What the task requires
Please rewrite the rows from the start through the line containing "chart-subtitle: Borrowers rush", swapping "y-tick-label" for "y-axis-label" wherever it appears and leaving everything else the same.

Data provided
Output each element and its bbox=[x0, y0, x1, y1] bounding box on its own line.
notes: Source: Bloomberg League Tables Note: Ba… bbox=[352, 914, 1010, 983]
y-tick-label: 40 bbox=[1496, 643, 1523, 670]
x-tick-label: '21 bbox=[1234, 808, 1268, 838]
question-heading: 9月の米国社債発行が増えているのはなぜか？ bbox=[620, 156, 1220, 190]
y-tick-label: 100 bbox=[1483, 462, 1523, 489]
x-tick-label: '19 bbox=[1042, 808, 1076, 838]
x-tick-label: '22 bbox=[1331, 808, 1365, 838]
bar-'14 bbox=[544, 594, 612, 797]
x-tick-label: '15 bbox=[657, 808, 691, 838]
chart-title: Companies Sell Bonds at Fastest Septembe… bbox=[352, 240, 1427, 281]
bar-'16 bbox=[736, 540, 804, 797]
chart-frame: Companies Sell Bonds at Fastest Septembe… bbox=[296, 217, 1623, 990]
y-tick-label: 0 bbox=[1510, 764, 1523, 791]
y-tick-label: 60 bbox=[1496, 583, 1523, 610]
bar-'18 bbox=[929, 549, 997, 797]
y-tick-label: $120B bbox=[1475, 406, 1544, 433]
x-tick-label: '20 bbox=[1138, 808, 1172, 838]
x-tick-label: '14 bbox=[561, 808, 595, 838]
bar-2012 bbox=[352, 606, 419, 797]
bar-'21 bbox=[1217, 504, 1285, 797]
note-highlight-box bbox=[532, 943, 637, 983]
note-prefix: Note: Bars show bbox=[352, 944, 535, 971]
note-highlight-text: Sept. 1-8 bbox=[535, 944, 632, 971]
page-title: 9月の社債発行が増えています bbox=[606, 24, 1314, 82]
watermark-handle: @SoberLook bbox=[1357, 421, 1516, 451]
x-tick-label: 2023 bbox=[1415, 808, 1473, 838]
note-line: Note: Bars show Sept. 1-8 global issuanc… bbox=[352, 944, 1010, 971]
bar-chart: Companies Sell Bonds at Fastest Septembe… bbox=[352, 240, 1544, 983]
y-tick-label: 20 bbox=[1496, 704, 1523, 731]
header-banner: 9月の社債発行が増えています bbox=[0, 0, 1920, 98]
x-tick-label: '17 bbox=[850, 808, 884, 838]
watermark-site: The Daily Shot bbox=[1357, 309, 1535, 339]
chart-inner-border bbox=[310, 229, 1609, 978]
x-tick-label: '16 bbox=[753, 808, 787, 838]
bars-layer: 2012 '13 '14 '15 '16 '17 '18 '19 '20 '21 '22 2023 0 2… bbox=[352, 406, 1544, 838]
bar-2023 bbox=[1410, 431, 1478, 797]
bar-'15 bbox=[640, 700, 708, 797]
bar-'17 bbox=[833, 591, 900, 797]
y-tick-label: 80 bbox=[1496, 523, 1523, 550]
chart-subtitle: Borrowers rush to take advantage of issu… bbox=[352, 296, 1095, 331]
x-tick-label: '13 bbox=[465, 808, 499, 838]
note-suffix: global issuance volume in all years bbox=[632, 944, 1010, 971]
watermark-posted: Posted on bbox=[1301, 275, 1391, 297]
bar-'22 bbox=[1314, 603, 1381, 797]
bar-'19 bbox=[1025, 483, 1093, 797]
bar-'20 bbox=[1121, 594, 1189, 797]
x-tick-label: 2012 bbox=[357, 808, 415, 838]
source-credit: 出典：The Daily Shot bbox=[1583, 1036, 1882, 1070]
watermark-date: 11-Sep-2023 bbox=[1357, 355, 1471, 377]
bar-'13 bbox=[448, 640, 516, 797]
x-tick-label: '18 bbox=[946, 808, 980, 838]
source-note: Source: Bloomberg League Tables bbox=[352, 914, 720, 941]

Solution below
Output each element and its bbox=[x0, y0, x1, y1] bounding box on its own line.
notes: Source: Bloomberg League Tables Note: Ba… bbox=[352, 914, 1010, 983]
y-axis-label: 40 bbox=[1496, 643, 1523, 670]
x-tick-label: '21 bbox=[1234, 808, 1268, 838]
question-heading: 9月の米国社債発行が増えているのはなぜか？ bbox=[620, 156, 1220, 190]
y-axis-label: 100 bbox=[1483, 462, 1523, 489]
x-tick-label: '19 bbox=[1042, 808, 1076, 838]
x-tick-label: '22 bbox=[1331, 808, 1365, 838]
bar-'14 bbox=[544, 594, 612, 797]
x-tick-label: '15 bbox=[657, 808, 691, 838]
chart-title: Companies Sell Bonds at Fastest Septembe… bbox=[352, 240, 1427, 281]
bar-'16 bbox=[736, 540, 804, 797]
chart-frame: Companies Sell Bonds at Fastest Septembe… bbox=[296, 217, 1623, 990]
y-axis-label: 0 bbox=[1510, 764, 1523, 791]
y-axis-label: 60 bbox=[1496, 583, 1523, 610]
bar-'18 bbox=[929, 549, 997, 797]
y-axis-label: $120B bbox=[1475, 406, 1544, 433]
x-tick-label: '20 bbox=[1138, 808, 1172, 838]
x-tick-label: '14 bbox=[561, 808, 595, 838]
bar-2012 bbox=[352, 606, 419, 797]
bar-'21 bbox=[1217, 504, 1285, 797]
note-highlight-box bbox=[532, 943, 637, 983]
note-prefix: Note: Bars show bbox=[352, 944, 535, 971]
note-highlight-text: Sept. 1-8 bbox=[535, 944, 632, 971]
page-title: 9月の社債発行が増えています bbox=[606, 24, 1314, 82]
watermark-handle: @SoberLook bbox=[1357, 421, 1516, 451]
x-tick-label: 2023 bbox=[1415, 808, 1473, 838]
note-line: Note: Bars show Sept. 1-8 global issuanc… bbox=[352, 944, 1010, 971]
bar-chart: Companies Sell Bonds at Fastest Septembe… bbox=[352, 240, 1544, 983]
y-axis-label: 20 bbox=[1496, 704, 1523, 731]
header-banner: 9月の社債発行が増えています bbox=[0, 0, 1920, 98]
x-tick-label: '17 bbox=[850, 808, 884, 838]
watermark-site: The Daily Shot bbox=[1357, 309, 1535, 339]
chart-inner-border bbox=[310, 229, 1609, 978]
x-tick-label: '16 bbox=[753, 808, 787, 838]
bars-layer: 2012 '13 '14 '15 '16 '17 '18 '19 '20 '21 '22 2023 0 2… bbox=[352, 406, 1544, 838]
bar-2023 bbox=[1410, 431, 1478, 797]
bar-'15 bbox=[640, 700, 708, 797]
bar-'17 bbox=[833, 591, 900, 797]
y-axis-label: 80 bbox=[1496, 523, 1523, 550]
chart-subtitle: Borrowers rush to take advantage of issu… bbox=[352, 296, 1095, 331]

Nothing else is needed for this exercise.